* start *
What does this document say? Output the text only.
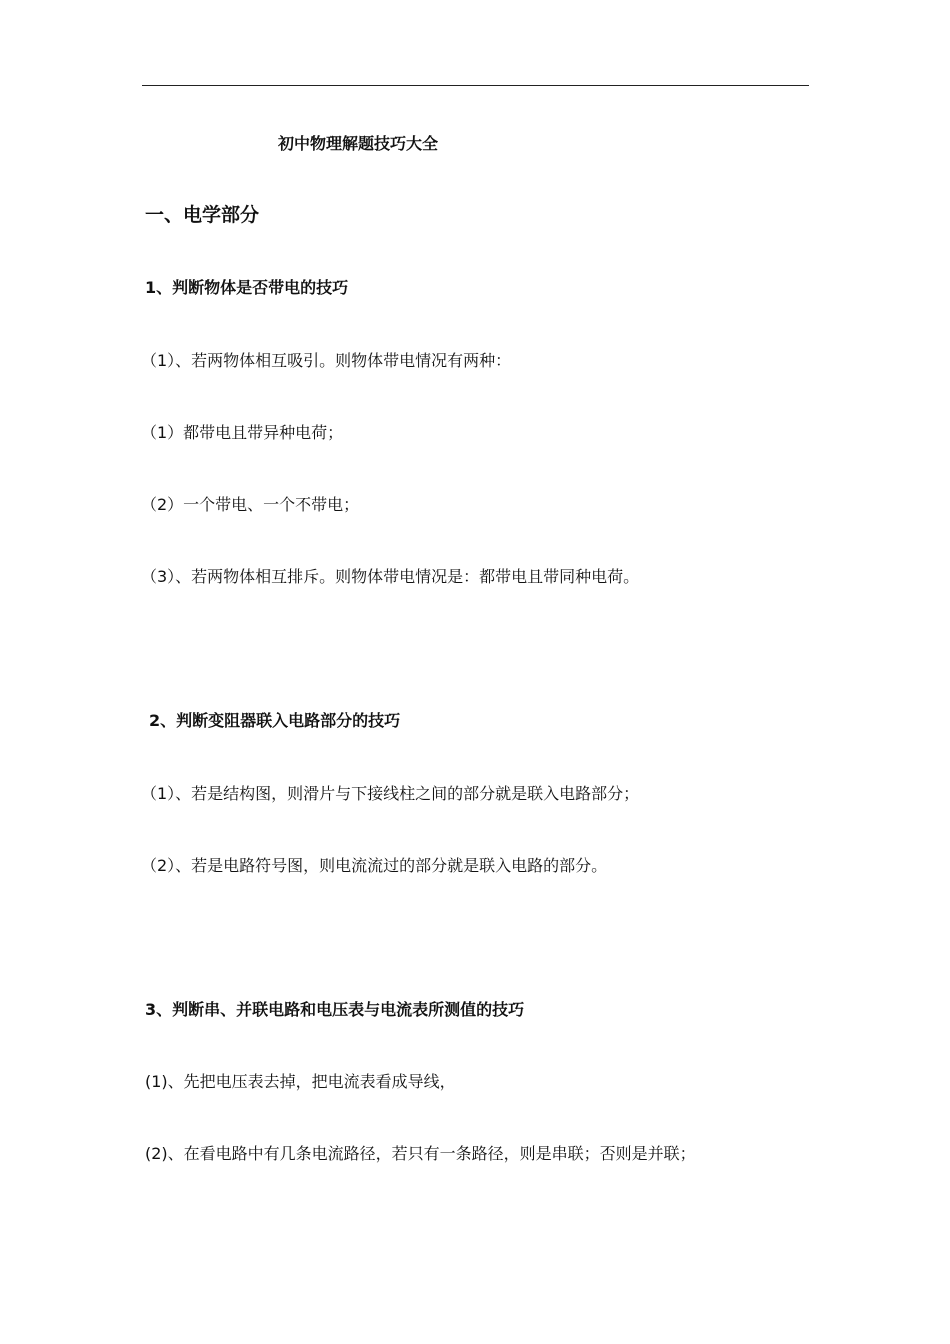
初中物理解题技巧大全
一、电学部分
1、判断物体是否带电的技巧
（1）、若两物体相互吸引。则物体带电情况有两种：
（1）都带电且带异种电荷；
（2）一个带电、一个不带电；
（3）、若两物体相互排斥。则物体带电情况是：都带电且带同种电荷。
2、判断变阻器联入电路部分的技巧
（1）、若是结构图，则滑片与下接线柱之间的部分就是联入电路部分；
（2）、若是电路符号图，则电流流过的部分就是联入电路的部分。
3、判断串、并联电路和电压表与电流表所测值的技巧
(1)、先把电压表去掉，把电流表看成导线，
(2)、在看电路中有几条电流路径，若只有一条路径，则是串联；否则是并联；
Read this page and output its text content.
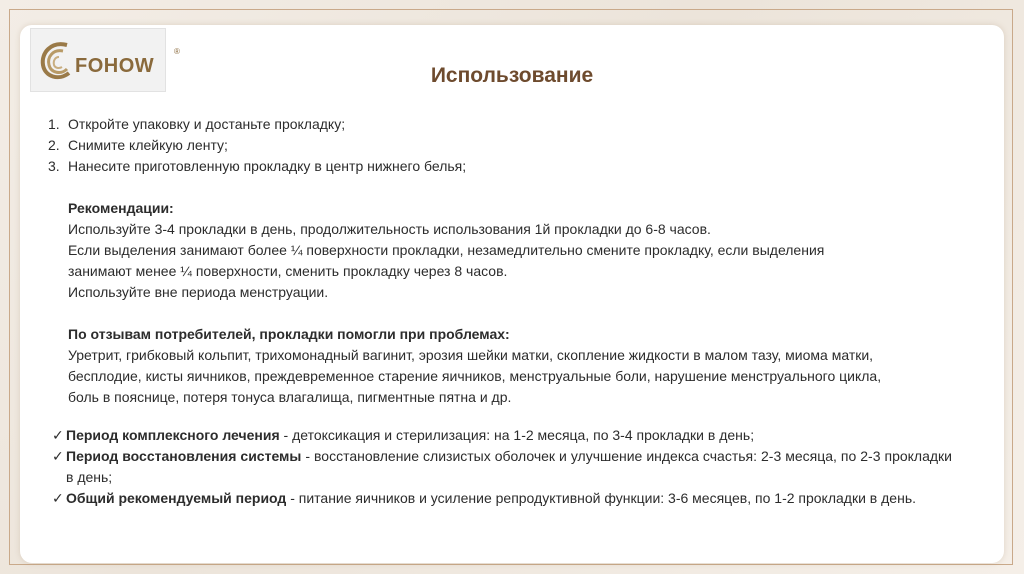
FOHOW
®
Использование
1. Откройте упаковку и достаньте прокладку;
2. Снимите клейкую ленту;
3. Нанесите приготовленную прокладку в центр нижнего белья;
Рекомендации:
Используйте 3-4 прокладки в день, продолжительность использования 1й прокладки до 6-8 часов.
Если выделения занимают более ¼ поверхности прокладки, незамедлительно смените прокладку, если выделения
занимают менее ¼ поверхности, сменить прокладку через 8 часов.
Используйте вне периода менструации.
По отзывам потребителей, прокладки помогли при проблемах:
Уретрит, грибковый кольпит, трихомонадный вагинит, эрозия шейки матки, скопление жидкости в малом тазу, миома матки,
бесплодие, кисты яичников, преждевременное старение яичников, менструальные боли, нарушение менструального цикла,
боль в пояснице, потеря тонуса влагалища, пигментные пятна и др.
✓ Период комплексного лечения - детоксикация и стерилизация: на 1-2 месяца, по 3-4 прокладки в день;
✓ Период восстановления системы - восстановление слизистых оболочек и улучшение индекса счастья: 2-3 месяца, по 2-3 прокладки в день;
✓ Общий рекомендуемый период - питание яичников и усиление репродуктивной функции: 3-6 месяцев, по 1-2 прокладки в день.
* end *
Task instructions: Return each line from the material above exactly, but not the pictures.

Result:
What does this document say? Output the text only.
初中物理解题技巧大全
一、电学部分
1、判断物体是否带电的技巧
（1）、若两物体相互吸引。则物体带电情况有两种：
（1）都带电且带异种电荷；
（2）一个带电、一个不带电；
（3）、若两物体相互排斥。则物体带电情况是：都带电且带同种电荷。
2、判断变阻器联入电路部分的技巧
（1）、若是结构图，则滑片与下接线柱之间的部分就是联入电路部分；
（2）、若是电路符号图，则电流流过的部分就是联入电路的部分。
3、判断串、并联电路和电压表与电流表所测值的技巧
(1)、先把电压表去掉，把电流表看成导线，
(2)、在看电路中有几条电流路径，若只有一条路径，则是串联；否则是并联；
Read this page and output its text content.
FOHOW
®
Использование
1. Откройте упаковку и достаньте прокладку;
2. Снимите клейкую ленту;
3. Нанесите приготовленную прокладку в центр нижнего белья;
Рекомендации:
Используйте 3-4 прокладки в день, продолжительность использования 1й прокладки до 6-8 часов.
Если выделения занимают более ¼ поверхности прокладки, незамедлительно смените прокладку, если выделения
занимают менее ¼ поверхности, сменить прокладку через 8 часов.
Используйте вне периода менструации.
По отзывам потребителей, прокладки помогли при проблемах:
Уретрит, грибковый кольпит, трихомонадный вагинит, эрозия шейки матки, скопление жидкости в малом тазу, миома матки,
бесплодие, кисты яичников, преждевременное старение яичников, менструальные боли, нарушение менструального цикла,
боль в пояснице, потеря тонуса влагалища, пигментные пятна и др.
✓ Период комплексного лечения - детоксикация и стерилизация: на 1-2 месяца, по 3-4 прокладки в день;
✓ Период восстановления системы - восстановление слизистых оболочек и улучшение индекса счастья: 2-3 месяца, по 2-3 прокладки в день;
✓ Общий рекомендуемый период - питание яичников и усиление репродуктивной функции: 3-6 месяцев, по 1-2 прокладки в день.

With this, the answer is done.